Input records
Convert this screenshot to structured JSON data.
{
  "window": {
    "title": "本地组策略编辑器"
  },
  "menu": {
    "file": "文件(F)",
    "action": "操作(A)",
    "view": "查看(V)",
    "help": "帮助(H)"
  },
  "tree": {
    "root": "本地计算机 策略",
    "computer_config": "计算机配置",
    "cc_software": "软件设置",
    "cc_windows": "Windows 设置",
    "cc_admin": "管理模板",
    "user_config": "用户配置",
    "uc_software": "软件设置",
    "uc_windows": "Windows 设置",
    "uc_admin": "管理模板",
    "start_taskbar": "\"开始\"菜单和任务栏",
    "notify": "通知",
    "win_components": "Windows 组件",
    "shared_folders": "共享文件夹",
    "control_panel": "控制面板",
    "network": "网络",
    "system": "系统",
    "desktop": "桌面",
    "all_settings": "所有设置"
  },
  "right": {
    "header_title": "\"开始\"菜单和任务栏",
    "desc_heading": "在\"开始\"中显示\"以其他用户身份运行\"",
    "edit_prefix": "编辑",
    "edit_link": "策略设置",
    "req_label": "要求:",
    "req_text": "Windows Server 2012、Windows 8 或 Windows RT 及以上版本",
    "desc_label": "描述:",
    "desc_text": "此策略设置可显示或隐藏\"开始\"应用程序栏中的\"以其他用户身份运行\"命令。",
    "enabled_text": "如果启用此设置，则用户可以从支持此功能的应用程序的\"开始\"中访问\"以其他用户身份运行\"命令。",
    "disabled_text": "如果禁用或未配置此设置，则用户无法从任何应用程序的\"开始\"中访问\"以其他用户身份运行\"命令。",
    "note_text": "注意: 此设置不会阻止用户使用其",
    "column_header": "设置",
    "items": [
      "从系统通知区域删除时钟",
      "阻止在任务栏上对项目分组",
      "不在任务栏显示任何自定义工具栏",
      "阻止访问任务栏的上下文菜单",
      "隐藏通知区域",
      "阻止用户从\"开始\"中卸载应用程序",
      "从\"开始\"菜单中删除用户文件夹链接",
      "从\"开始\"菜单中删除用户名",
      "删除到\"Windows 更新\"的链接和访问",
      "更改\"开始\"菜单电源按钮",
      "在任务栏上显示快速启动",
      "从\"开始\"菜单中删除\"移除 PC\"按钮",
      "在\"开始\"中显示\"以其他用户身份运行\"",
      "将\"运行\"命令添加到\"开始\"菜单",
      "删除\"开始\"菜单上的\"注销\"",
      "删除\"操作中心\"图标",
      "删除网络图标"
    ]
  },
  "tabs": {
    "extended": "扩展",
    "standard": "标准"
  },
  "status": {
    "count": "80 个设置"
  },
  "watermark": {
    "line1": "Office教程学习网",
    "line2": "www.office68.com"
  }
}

Aim
Make a verbatim copy of every entry shown above.

Reply to the task
Convert this screenshot to structured JSON data.
{
  "window": {
    "title": "本地组策略编辑器"
  },
  "menu": {
    "file": "文件(F)",
    "action": "操作(A)",
    "view": "查看(V)",
    "help": "帮助(H)"
  },
  "tree": {
    "root": "本地计算机 策略",
    "computer_config": "计算机配置",
    "cc_software": "软件设置",
    "cc_windows": "Windows 设置",
    "cc_admin": "管理模板",
    "user_config": "用户配置",
    "uc_software": "软件设置",
    "uc_windows": "Windows 设置",
    "uc_admin": "管理模板",
    "start_taskbar": "\"开始\"菜单和任务栏",
    "notify": "通知",
    "win_components": "Windows 组件",
    "shared_folders": "共享文件夹",
    "control_panel": "控制面板",
    "network": "网络",
    "system": "系统",
    "desktop": "桌面",
    "all_settings": "所有设置"
  },
  "right": {
    "header_title": "\"开始\"菜单和任务栏",
    "desc_heading": "在\"开始\"中显示\"以其他用户身份运行\"",
    "edit_prefix": "编辑",
    "edit_link": "策略设置",
    "req_label": "要求:",
    "req_text": "Windows Server 2012、Windows 8 或 Windows RT 及以上版本",
    "desc_label": "描述:",
    "desc_text": "此策略设置可显示或隐藏\"开始\"应用程序栏中的\"以其他用户身份运行\"命令。",
    "enabled_text": "如果启用此设置，则用户可以从支持此功能的应用程序的\"开始\"中访问\"以其他用户身份运行\"命令。",
    "disabled_text": "如果禁用或未配置此设置，则用户无法从任何应用程序的\"开始\"中访问\"以其他用户身份运行\"命令。",
    "note_text": "注意: 此设置不会阻止用户使用其",
    "column_header": "设置",
    "items": [
      "从系统通知区域删除时钟",
      "阻止在任务栏上对项目分组",
      "不在任务栏显示任何自定义工具栏",
      "阻止访问任务栏的上下文菜单",
      "隐藏通知区域",
      "阻止用户从\"开始\"中卸载应用程序",
      "从\"开始\"菜单中删除用户文件夹链接",
      "从\"开始\"菜单中删除用户名",
      "删除到\"Windows 更新\"的链接和访问",
      "更改\"开始\"菜单电源按钮",
      "在任务栏上显示快速启动",
      "从\"开始\"菜单中删除\"移除 PC\"按钮",
      "在\"开始\"中显示\"以其他用户身份运行\"",
      "将\"运行\"命令添加到\"开始\"菜单",
      "删除\"开始\"菜单上的\"注销\"",
      "删除\"操作中心\"图标",
      "删除网络图标"
    ]
  },
  "tabs": {
    "extended": "扩展",
    "standard": "标准"
  },
  "status": {
    "count": "80 个设置"
  },
  "watermark": {
    "line1": "Office教程学习网",
    "line2": "www.office68.com"
  }
}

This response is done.